**Task statement**. Go through the entries below and copy each line containing the word "对于学生的答案".

**Given records**.

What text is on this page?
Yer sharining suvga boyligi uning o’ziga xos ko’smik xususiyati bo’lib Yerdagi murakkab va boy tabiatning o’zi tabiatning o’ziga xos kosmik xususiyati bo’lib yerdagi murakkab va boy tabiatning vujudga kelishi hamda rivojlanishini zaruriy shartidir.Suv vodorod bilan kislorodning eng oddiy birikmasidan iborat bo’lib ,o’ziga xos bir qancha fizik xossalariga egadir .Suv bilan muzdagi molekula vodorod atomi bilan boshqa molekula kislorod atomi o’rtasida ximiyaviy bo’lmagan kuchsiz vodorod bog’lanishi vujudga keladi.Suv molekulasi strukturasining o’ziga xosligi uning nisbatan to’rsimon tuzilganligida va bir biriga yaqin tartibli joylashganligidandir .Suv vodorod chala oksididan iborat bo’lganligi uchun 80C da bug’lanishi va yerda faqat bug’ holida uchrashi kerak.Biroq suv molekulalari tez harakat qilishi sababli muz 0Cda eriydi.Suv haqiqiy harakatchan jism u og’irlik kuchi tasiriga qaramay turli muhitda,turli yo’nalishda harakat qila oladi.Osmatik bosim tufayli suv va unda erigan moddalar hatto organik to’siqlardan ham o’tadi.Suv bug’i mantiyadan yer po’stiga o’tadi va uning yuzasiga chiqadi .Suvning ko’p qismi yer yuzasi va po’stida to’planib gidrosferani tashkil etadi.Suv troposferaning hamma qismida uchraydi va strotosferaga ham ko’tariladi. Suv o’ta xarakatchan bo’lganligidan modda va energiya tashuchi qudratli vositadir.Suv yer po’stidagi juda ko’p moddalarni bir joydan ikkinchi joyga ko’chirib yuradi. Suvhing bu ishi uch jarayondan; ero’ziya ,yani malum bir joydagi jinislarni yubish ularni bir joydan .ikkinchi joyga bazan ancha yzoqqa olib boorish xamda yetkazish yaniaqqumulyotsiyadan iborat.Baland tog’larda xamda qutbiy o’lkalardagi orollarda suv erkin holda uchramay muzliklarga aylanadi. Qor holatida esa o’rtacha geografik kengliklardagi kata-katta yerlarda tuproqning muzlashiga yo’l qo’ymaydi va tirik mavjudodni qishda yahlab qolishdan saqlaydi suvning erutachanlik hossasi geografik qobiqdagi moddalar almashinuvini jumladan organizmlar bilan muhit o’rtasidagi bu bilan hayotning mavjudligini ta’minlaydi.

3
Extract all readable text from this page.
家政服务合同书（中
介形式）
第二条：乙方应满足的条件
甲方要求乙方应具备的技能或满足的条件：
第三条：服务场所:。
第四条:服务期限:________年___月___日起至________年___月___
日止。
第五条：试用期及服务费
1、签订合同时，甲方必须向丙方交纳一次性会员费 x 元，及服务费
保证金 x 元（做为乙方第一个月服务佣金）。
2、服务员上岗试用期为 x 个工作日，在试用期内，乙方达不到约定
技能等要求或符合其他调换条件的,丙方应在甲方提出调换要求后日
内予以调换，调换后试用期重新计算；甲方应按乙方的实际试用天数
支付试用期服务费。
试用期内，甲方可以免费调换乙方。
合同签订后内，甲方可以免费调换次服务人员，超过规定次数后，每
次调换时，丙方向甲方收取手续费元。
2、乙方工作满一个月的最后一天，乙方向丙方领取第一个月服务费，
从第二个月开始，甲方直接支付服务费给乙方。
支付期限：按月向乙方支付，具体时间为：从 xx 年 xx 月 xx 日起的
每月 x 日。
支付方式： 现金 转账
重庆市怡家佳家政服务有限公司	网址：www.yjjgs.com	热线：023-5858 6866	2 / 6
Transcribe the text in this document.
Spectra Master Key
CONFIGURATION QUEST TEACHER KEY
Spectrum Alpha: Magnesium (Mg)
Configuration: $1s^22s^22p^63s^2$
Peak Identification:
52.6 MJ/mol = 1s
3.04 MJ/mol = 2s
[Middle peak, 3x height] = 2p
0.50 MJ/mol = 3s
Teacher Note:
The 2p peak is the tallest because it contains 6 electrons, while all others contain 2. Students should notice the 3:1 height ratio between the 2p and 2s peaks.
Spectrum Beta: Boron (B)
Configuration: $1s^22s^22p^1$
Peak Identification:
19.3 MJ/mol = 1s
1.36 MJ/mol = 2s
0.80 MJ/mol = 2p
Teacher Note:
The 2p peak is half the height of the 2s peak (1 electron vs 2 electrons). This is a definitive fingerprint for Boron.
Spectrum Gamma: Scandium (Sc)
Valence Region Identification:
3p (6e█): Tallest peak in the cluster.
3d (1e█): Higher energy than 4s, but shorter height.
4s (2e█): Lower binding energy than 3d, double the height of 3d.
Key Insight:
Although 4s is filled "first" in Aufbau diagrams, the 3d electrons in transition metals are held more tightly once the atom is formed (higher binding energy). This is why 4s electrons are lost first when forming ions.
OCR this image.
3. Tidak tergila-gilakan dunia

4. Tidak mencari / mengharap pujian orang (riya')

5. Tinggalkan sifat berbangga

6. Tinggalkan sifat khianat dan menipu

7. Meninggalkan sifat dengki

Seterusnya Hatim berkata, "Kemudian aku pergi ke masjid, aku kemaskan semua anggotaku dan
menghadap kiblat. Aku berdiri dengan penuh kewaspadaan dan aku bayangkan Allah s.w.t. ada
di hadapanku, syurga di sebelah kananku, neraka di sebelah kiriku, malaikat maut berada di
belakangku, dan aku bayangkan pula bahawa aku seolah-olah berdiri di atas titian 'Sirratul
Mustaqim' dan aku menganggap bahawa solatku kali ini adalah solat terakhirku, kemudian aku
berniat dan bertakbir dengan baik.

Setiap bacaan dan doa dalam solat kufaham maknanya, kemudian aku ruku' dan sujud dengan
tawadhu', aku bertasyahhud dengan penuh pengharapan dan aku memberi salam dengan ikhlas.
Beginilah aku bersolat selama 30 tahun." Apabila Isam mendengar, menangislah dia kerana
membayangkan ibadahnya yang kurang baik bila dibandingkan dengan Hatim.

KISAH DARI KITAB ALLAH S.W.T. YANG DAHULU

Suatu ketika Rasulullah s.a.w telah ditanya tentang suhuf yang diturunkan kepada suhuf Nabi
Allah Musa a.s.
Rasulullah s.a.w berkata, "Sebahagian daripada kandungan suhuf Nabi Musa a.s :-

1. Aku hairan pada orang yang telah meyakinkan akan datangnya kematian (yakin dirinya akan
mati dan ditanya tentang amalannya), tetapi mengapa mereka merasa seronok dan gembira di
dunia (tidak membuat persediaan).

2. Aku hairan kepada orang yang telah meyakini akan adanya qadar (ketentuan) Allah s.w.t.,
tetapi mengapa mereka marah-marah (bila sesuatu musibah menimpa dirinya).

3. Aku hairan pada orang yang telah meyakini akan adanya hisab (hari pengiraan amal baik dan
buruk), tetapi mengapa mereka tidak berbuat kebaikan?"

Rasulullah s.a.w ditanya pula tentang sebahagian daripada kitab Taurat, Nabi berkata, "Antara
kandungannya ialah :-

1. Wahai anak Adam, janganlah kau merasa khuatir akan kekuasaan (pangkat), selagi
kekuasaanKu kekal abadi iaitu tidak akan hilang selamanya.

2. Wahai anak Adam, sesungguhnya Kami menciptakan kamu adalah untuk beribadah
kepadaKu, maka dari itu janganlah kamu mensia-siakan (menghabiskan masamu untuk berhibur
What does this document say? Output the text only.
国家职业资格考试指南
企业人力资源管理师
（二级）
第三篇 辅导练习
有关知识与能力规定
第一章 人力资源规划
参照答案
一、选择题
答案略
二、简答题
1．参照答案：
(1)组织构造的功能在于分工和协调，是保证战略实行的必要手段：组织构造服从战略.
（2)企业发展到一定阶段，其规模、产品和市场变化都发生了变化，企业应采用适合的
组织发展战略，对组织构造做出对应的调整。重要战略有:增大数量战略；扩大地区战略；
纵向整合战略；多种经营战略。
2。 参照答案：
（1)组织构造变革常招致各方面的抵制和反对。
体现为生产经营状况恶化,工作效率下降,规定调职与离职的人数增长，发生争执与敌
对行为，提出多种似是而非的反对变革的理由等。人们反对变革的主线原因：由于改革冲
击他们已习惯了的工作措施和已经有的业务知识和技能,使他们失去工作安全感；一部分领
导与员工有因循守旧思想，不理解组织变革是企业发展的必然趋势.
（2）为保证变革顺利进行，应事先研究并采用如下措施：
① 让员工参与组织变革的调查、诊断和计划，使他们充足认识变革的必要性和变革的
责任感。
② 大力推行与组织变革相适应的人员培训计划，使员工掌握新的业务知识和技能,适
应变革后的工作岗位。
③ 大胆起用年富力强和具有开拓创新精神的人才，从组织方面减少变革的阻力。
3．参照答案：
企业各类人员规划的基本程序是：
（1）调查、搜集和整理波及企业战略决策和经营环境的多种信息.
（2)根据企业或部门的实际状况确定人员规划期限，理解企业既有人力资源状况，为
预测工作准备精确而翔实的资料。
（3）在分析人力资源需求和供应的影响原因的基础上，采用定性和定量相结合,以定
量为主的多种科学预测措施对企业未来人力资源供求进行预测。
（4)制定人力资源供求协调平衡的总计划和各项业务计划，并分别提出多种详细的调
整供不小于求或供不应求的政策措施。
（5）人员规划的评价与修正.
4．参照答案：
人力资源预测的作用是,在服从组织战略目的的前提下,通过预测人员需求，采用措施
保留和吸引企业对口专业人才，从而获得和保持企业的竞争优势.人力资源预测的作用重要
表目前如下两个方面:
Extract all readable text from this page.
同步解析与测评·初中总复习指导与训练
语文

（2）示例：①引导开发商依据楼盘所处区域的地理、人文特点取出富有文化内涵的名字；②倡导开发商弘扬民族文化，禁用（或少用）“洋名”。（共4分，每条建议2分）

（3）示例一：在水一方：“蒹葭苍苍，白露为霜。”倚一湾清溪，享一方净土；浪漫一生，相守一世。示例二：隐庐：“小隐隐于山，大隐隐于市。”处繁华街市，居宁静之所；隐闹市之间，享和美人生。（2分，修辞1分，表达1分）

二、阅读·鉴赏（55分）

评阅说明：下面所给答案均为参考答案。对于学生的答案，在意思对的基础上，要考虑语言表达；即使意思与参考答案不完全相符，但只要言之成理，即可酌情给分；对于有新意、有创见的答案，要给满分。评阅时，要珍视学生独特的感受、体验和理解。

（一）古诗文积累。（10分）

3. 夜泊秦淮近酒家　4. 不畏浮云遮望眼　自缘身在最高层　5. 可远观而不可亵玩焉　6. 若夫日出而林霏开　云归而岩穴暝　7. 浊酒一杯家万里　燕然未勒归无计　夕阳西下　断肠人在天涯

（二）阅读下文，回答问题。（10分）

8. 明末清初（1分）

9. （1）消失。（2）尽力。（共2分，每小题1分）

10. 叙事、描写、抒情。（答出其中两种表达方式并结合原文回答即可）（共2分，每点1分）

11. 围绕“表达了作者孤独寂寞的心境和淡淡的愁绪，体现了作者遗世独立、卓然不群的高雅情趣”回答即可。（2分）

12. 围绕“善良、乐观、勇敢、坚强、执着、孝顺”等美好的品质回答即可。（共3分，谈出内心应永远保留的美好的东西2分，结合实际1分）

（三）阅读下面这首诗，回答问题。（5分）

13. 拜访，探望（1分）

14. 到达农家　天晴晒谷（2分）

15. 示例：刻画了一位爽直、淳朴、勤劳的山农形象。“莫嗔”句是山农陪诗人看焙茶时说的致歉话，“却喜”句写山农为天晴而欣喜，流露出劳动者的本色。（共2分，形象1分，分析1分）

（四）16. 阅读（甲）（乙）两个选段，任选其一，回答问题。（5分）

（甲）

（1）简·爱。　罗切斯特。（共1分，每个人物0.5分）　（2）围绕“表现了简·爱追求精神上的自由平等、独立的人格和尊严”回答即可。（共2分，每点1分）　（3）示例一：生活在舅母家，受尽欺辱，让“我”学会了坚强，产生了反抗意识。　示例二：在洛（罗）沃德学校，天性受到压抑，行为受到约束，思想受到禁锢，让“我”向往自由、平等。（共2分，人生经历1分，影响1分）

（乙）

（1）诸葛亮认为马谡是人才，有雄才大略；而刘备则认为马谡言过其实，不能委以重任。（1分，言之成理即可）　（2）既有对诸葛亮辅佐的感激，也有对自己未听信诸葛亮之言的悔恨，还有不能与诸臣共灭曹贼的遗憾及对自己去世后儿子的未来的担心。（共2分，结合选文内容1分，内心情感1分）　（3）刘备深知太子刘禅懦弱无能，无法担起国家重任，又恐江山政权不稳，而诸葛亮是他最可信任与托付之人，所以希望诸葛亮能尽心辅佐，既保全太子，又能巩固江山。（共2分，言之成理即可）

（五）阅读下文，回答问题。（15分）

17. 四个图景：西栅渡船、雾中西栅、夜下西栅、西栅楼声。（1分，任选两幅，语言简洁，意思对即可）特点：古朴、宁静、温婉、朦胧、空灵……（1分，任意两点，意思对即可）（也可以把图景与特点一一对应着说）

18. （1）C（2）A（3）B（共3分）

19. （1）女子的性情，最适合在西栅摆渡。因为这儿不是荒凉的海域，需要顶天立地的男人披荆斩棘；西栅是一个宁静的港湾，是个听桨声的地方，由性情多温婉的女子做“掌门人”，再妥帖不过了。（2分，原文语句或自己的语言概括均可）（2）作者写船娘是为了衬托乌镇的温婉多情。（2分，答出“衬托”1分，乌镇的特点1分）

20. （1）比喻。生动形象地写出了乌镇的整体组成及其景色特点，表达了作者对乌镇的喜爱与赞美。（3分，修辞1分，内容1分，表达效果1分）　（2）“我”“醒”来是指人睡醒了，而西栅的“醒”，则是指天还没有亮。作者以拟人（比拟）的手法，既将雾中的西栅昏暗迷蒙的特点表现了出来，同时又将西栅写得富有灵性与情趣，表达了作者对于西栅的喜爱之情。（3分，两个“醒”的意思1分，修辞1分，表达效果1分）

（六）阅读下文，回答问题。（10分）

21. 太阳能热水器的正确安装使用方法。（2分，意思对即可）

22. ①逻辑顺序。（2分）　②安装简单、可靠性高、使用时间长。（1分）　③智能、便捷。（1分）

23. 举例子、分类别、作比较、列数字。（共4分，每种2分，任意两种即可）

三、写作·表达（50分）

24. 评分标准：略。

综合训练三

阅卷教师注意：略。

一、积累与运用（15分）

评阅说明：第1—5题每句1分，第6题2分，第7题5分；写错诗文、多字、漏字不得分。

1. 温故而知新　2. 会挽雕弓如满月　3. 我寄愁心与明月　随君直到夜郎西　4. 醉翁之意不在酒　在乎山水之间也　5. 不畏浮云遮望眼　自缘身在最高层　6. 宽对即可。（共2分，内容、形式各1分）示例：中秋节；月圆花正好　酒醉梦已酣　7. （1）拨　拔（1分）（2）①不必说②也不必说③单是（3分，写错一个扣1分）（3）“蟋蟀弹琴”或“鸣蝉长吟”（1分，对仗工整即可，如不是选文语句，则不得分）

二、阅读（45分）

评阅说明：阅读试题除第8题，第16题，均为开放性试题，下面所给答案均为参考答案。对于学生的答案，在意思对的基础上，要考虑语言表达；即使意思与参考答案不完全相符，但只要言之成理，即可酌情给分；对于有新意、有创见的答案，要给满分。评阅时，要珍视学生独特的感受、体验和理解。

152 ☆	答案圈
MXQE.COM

**Output for this exercise**.
评阅说明：下面所给答案均为参考答案。对于学生的答案，在意思对的基础上，要考虑语言表达；即使意思与参考答案不完全相符，但只要言之成理，即可酌情给分；对于有新意、有创见的答案，要给满分。评阅时，要珍视学生独特的感受、体验和理解。
评阅说明：阅读试题除第8题，第16题，均为开放性试题，下面所给答案均为参考答案。对于学生的答案，在意思对的基础上，要考虑语言表达；即使意思与参考答案不完全相符，但只要言之成理，即可酌情给分；对于有新意、有创见的答案，要给满分。评阅时，要珍视学生独特的感受、体验和理解。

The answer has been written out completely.